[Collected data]
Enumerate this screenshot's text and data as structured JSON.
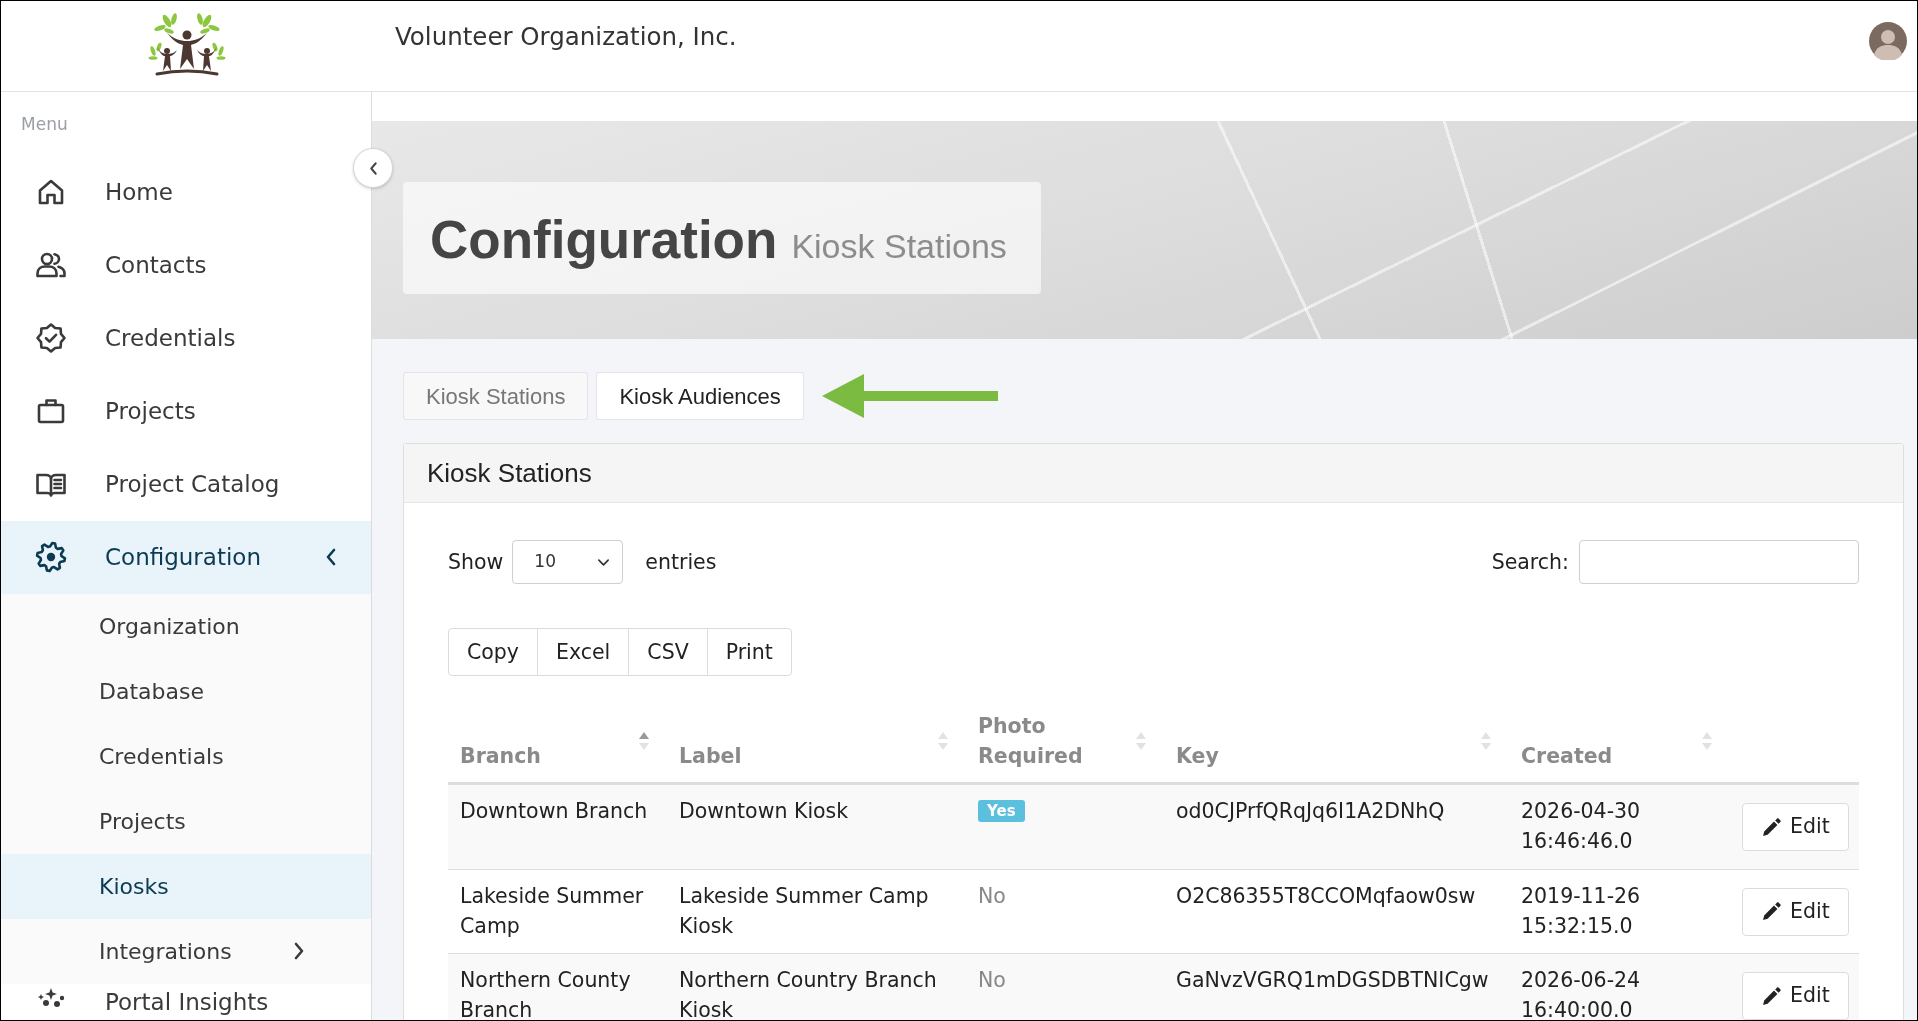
{
  "header": {
    "organization": "Volunteer Organization, Inc."
  },
  "sidebar": {
    "heading": "Menu",
    "items": [
      {
        "label": "Home",
        "selected": false
      },
      {
        "label": "Contacts",
        "selected": false
      },
      {
        "label": "Credentials",
        "selected": false
      },
      {
        "label": "Projects",
        "selected": false
      },
      {
        "label": "Project Catalog",
        "selected": false
      },
      {
        "label": "Configuration",
        "selected": true,
        "expanded": true,
        "children": [
          {
            "label": "Organization",
            "selected": false
          },
          {
            "label": "Database",
            "selected": false
          },
          {
            "label": "Credentials",
            "selected": false
          },
          {
            "label": "Projects",
            "selected": false
          },
          {
            "label": "Kiosks",
            "selected": true
          },
          {
            "label": "Integrations",
            "selected": false,
            "expanded": false
          }
        ]
      },
      {
        "label": "Portal Insights",
        "selected": false
      }
    ]
  },
  "page": {
    "title": "Configuration",
    "subtitle": "Kiosk Stations"
  },
  "tabs": [
    {
      "label": "Kiosk Stations",
      "selected": true
    },
    {
      "label": "Kiosk Audiences",
      "selected": false
    }
  ],
  "panel": {
    "title": "Kiosk Stations",
    "length_menu": {
      "label_before": "Show",
      "value": "10",
      "label_after": "entries"
    },
    "search": {
      "label": "Search:"
    },
    "buttons": [
      "Copy",
      "Excel",
      "CSV",
      "Print"
    ],
    "table": {
      "columns": [
        {
          "label": "Branch",
          "sorted": true
        },
        {
          "label": "Label",
          "sorted": false
        },
        {
          "label": "Photo Required",
          "sorted": false
        },
        {
          "label": "Key",
          "sorted": false
        },
        {
          "label": "Created",
          "sorted": false
        }
      ],
      "rows": [
        {
          "branch": "Downtown Branch",
          "label": "Downtown Kiosk",
          "photo_required": {
            "text": "Yes",
            "kind": "badge"
          },
          "key": "od0CJPrfQRqJq6I1A2DNhQ",
          "created": "2026-04-30 16:46:46.0",
          "action": "Edit"
        },
        {
          "branch": "Lakeside Summer Camp",
          "label": "Lakeside Summer Camp Kiosk",
          "photo_required": {
            "text": "No",
            "kind": "plain"
          },
          "key": "O2C86355T8CCOMqfaow0sw",
          "created": "2019-11-26 15:32:15.0",
          "action": "Edit"
        },
        {
          "branch": "Northern County Branch",
          "label": "Northern Country Branch Kiosk",
          "photo_required": {
            "text": "No",
            "kind": "plain"
          },
          "key": "GaNvzVGRQ1mDGSDBTNICgw",
          "created": "2026-06-24 16:40:00.0",
          "action": "Edit"
        }
      ]
    }
  }
}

• Task directions:
Show all lines in the entries above where the word "Camp" appears.

• Answer to this problem:
          "branch": "Lakeside Summer Camp",
          "label": "Lakeside Summer Camp Kiosk",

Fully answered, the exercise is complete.